How many lines in the listing below include the word "документа"? Answer with the number and nothing else.

--

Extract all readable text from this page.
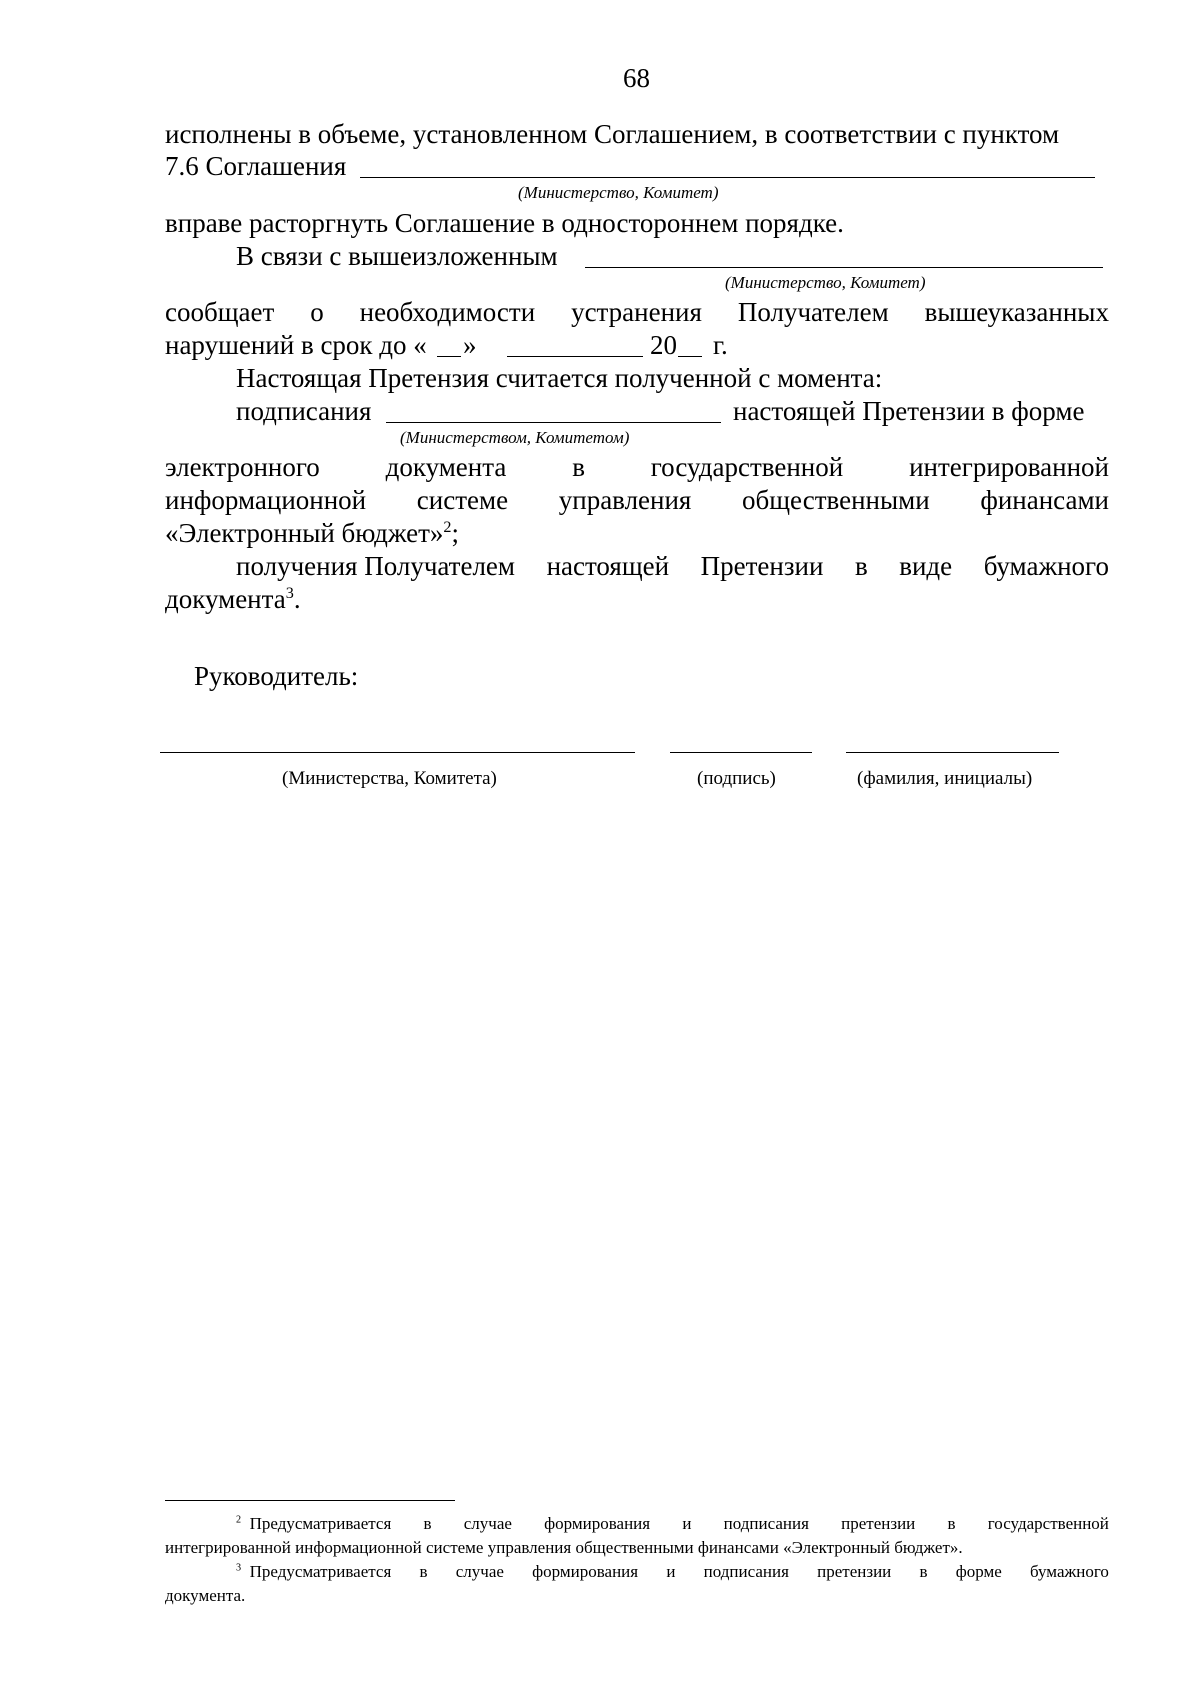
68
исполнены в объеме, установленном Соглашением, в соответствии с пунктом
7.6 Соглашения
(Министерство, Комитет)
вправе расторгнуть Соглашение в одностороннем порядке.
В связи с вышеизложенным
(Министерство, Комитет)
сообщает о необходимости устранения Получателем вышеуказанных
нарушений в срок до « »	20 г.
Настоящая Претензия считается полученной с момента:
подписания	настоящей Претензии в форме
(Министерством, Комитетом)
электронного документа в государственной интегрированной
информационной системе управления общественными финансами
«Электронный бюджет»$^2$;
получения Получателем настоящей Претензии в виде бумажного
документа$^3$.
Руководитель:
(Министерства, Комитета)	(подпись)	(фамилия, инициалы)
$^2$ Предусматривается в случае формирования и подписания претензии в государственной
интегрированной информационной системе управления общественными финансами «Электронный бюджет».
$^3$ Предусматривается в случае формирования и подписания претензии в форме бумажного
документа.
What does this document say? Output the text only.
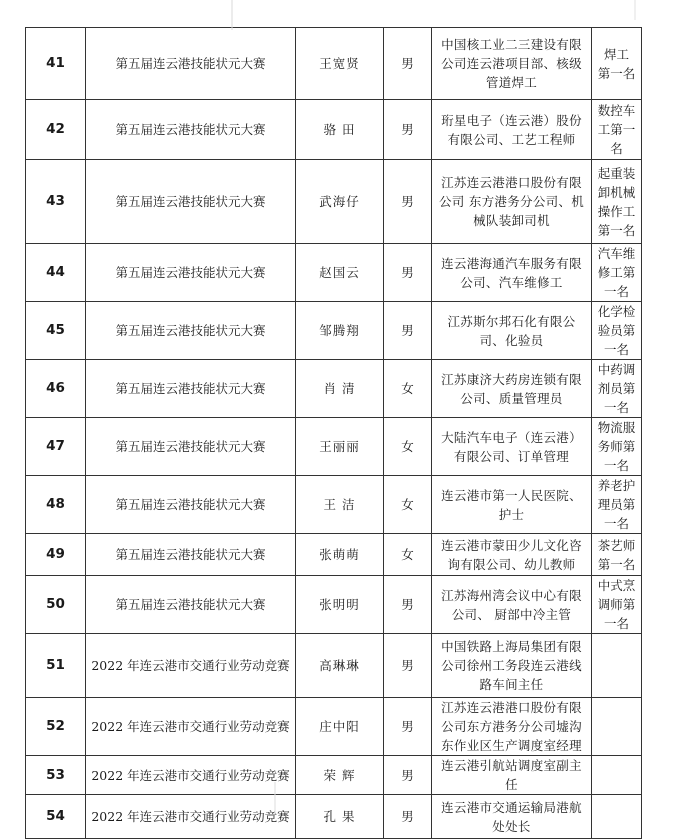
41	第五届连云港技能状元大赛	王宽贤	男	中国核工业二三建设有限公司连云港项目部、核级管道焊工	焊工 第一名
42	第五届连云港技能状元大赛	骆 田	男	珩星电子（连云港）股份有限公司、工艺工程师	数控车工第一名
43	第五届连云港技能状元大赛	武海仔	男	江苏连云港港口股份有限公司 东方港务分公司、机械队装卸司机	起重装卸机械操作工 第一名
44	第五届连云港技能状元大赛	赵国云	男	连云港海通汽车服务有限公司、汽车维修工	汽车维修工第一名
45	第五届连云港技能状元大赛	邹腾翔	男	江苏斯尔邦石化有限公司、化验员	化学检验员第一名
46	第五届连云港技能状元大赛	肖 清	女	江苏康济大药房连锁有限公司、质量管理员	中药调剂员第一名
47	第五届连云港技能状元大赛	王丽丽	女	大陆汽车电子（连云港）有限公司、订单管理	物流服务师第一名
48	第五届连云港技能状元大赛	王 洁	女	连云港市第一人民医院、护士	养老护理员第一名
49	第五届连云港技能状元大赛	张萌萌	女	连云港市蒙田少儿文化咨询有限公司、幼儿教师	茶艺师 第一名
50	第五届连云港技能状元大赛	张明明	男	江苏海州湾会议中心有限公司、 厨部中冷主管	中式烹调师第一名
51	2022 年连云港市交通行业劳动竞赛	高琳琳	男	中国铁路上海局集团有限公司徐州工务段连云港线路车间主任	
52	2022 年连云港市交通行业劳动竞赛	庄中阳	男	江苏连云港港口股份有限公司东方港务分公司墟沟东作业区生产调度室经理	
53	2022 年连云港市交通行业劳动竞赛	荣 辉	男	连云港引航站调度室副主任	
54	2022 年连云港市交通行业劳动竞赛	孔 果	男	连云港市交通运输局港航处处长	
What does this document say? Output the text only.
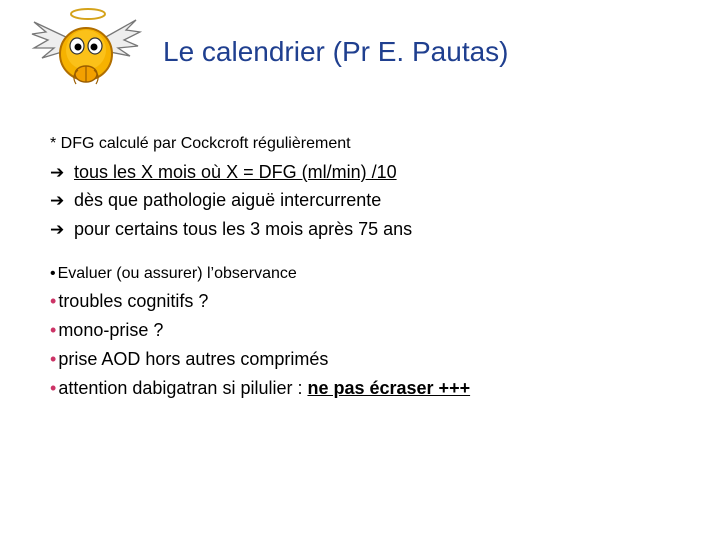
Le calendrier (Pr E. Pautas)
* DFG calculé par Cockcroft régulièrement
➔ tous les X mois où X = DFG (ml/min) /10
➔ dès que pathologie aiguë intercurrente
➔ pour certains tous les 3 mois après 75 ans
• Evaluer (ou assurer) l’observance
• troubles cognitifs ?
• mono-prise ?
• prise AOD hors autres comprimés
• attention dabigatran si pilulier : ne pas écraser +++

--

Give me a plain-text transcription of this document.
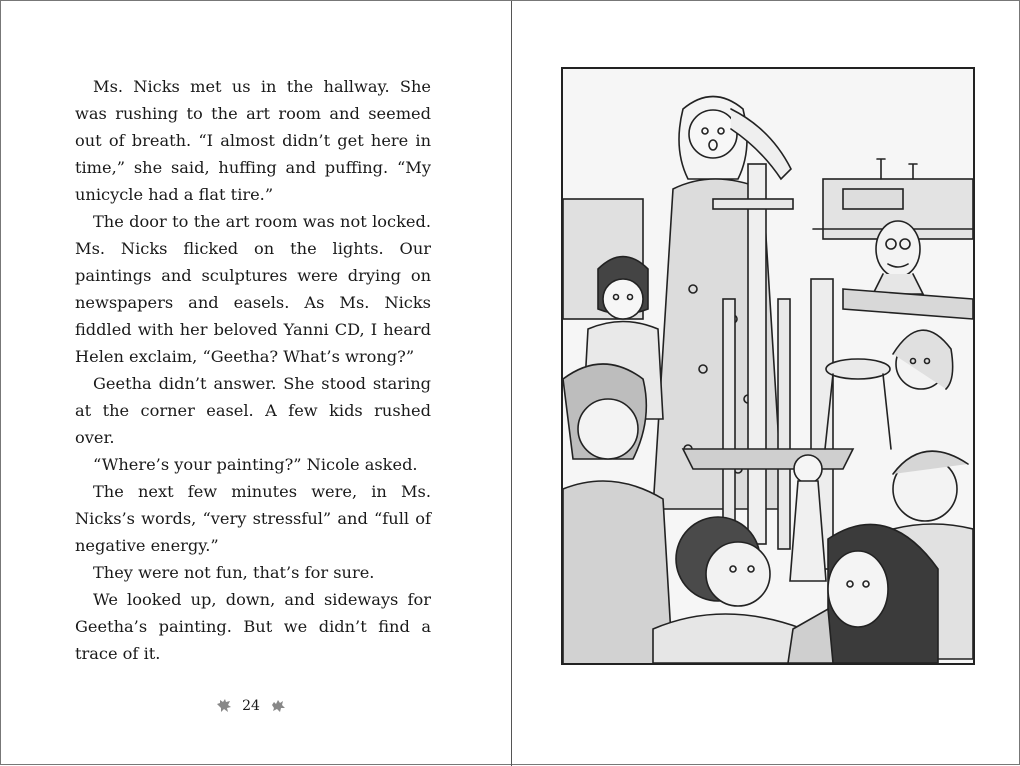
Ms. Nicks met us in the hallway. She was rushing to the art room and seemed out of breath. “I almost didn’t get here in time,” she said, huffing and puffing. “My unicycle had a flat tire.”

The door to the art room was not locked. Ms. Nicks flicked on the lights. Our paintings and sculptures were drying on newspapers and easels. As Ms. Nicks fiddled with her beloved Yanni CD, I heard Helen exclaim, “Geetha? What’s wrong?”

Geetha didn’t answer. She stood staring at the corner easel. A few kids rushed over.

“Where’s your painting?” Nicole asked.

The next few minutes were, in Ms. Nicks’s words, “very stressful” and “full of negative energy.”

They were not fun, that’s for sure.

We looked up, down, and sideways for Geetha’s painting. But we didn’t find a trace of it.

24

--

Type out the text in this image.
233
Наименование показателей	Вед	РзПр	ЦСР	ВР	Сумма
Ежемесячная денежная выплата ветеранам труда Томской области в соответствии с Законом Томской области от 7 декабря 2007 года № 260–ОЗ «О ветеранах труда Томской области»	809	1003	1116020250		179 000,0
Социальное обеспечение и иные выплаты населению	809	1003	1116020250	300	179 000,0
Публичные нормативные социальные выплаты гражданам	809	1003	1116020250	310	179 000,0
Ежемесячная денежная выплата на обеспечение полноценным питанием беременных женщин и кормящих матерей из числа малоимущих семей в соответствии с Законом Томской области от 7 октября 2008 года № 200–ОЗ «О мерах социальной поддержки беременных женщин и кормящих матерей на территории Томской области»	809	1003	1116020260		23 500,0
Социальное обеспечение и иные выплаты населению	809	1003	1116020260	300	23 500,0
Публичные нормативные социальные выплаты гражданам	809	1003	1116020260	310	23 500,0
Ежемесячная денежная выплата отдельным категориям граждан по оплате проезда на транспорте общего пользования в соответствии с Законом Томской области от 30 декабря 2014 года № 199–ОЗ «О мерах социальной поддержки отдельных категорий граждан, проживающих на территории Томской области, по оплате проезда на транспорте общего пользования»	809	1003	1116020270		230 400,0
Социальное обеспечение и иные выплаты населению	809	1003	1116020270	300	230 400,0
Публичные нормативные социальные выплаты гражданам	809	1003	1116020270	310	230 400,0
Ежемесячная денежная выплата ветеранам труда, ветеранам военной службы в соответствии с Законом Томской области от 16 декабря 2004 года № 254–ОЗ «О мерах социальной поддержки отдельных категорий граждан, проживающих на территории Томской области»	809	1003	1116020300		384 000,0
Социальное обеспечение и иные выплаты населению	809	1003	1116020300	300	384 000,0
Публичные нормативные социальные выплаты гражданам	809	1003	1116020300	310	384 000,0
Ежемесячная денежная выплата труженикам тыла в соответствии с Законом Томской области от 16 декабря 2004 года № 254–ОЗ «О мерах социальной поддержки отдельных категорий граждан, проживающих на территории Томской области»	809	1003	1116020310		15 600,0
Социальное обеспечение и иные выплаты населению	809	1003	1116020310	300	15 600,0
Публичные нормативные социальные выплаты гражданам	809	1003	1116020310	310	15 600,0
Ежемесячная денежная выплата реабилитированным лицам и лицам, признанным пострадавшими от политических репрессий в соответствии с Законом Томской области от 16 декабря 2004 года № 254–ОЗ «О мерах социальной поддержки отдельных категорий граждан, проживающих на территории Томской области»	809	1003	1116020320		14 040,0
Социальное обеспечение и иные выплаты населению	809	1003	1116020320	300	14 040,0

--

* RESULT OF THE EXERCISE *
3